Dataset rows:
********************
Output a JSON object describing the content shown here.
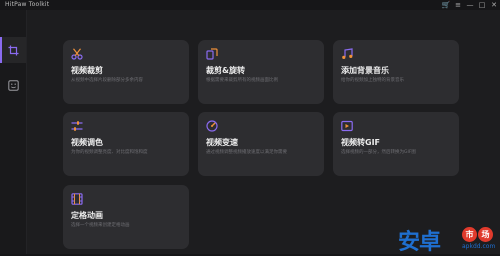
{
  "app": {
    "title": "HitPaw Toolkit",
    "controls": [
      "🛒",
      "≡",
      "—",
      "□",
      "✕"
    ]
  },
  "colors": {
    "accent": "#8a6bf0",
    "icon_orange": "#f0913a",
    "icon_purple": "#8a6bf0"
  },
  "sidebar": {
    "items": [
      {
        "icon": "crop-icon",
        "active": true
      },
      {
        "icon": "face-icon",
        "active": false
      }
    ]
  },
  "cards": [
    {
      "title": "视频裁剪",
      "desc": "从视频中选择片段删除部分多余内容",
      "icon": "scissors-icon"
    },
    {
      "title": "裁剪&旋转",
      "desc": "根据需要来裁剪所有的视频画面比例",
      "icon": "crop-rotate-icon"
    },
    {
      "title": "添加背景音乐",
      "desc": "给你的视频加上独特的背景音乐",
      "icon": "music-icon"
    },
    {
      "title": "视频调色",
      "desc": "为你的视频调整亮度、对比度和饱和度",
      "icon": "sliders-icon"
    },
    {
      "title": "视频变速",
      "desc": "通过视频调整视频播放速度以满足你需要",
      "icon": "speed-icon"
    },
    {
      "title": "视频转GIF",
      "desc": "选择视频的一部分，然后转换为GIF图",
      "icon": "gif-icon"
    },
    {
      "title": "定格动画",
      "desc": "选择一个视频来创建定格动画",
      "icon": "film-icon"
    }
  ],
  "watermark": {
    "text": "安卓",
    "badge1": "市",
    "badge2": "场",
    "domain": "apkdd.com"
  }
}
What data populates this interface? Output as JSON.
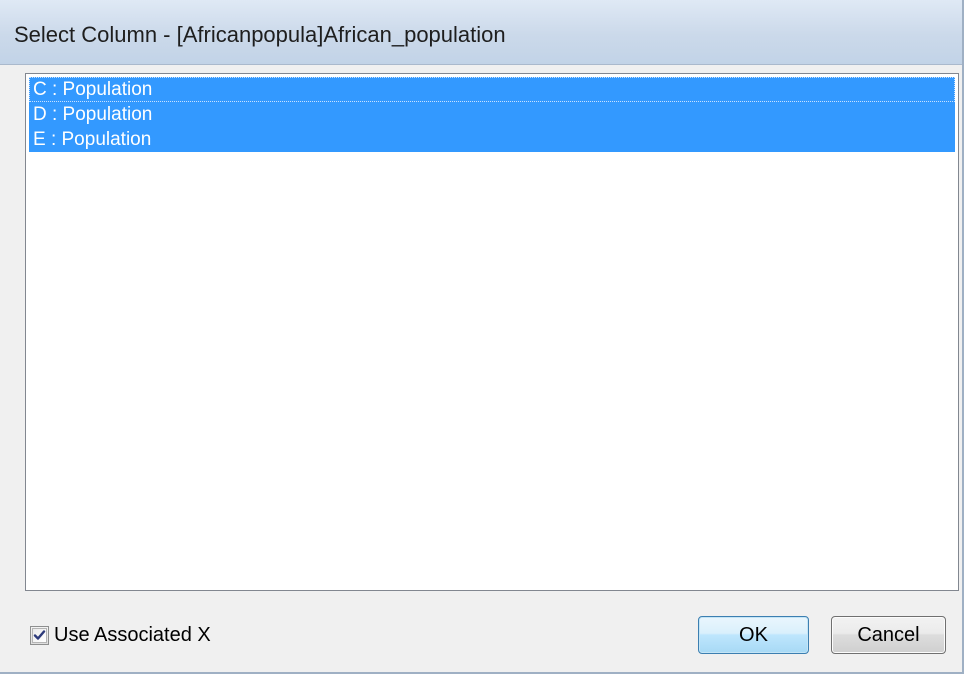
{
  "window": {
    "title": "Select Column - [Africanpopula]African_population"
  },
  "columns": {
    "items": [
      {
        "label": "C : Population",
        "selected": true
      },
      {
        "label": "D : Population",
        "selected": true
      },
      {
        "label": "E : Population",
        "selected": true
      }
    ]
  },
  "options": {
    "use_associated_x_label": "Use Associated X",
    "use_associated_x_checked": true
  },
  "buttons": {
    "ok_label": "OK",
    "cancel_label": "Cancel"
  },
  "colors": {
    "selection": "#3399ff",
    "titlebar": "#cbd9ea"
  }
}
********************
Copy the records exactly as they appear, excluding images.

--- EXERCISE RESULT ---
Output a JSON object describing the content shown here.
{
  "app": {
    "title": "HitPaw Toolkit",
    "controls": [
      "🛒",
      "≡",
      "—",
      "□",
      "✕"
    ]
  },
  "colors": {
    "accent": "#8a6bf0",
    "icon_orange": "#f0913a",
    "icon_purple": "#8a6bf0"
  },
  "sidebar": {
    "items": [
      {
        "icon": "crop-icon",
        "active": true
      },
      {
        "icon": "face-icon",
        "active": false
      }
    ]
  },
  "cards": [
    {
      "title": "视频裁剪",
      "desc": "从视频中选择片段删除部分多余内容",
      "icon": "scissors-icon"
    },
    {
      "title": "裁剪&旋转",
      "desc": "根据需要来裁剪所有的视频画面比例",
      "icon": "crop-rotate-icon"
    },
    {
      "title": "添加背景音乐",
      "desc": "给你的视频加上独特的背景音乐",
      "icon": "music-icon"
    },
    {
      "title": "视频调色",
      "desc": "为你的视频调整亮度、对比度和饱和度",
      "icon": "sliders-icon"
    },
    {
      "title": "视频变速",
      "desc": "通过视频调整视频播放速度以满足你需要",
      "icon": "speed-icon"
    },
    {
      "title": "视频转GIF",
      "desc": "选择视频的一部分，然后转换为GIF图",
      "icon": "gif-icon"
    },
    {
      "title": "定格动画",
      "desc": "选择一个视频来创建定格动画",
      "icon": "film-icon"
    }
  ],
  "watermark": {
    "text": "安卓",
    "badge1": "市",
    "badge2": "场",
    "domain": "apkdd.com"
  }
}
What data populates this interface? Output as JSON.
{
  "window": {
    "title": "Select Column - [Africanpopula]African_population"
  },
  "columns": {
    "items": [
      {
        "label": "C : Population",
        "selected": true
      },
      {
        "label": "D : Population",
        "selected": true
      },
      {
        "label": "E : Population",
        "selected": true
      }
    ]
  },
  "options": {
    "use_associated_x_label": "Use Associated X",
    "use_associated_x_checked": true
  },
  "buttons": {
    "ok_label": "OK",
    "cancel_label": "Cancel"
  },
  "colors": {
    "selection": "#3399ff",
    "titlebar": "#cbd9ea"
  }
}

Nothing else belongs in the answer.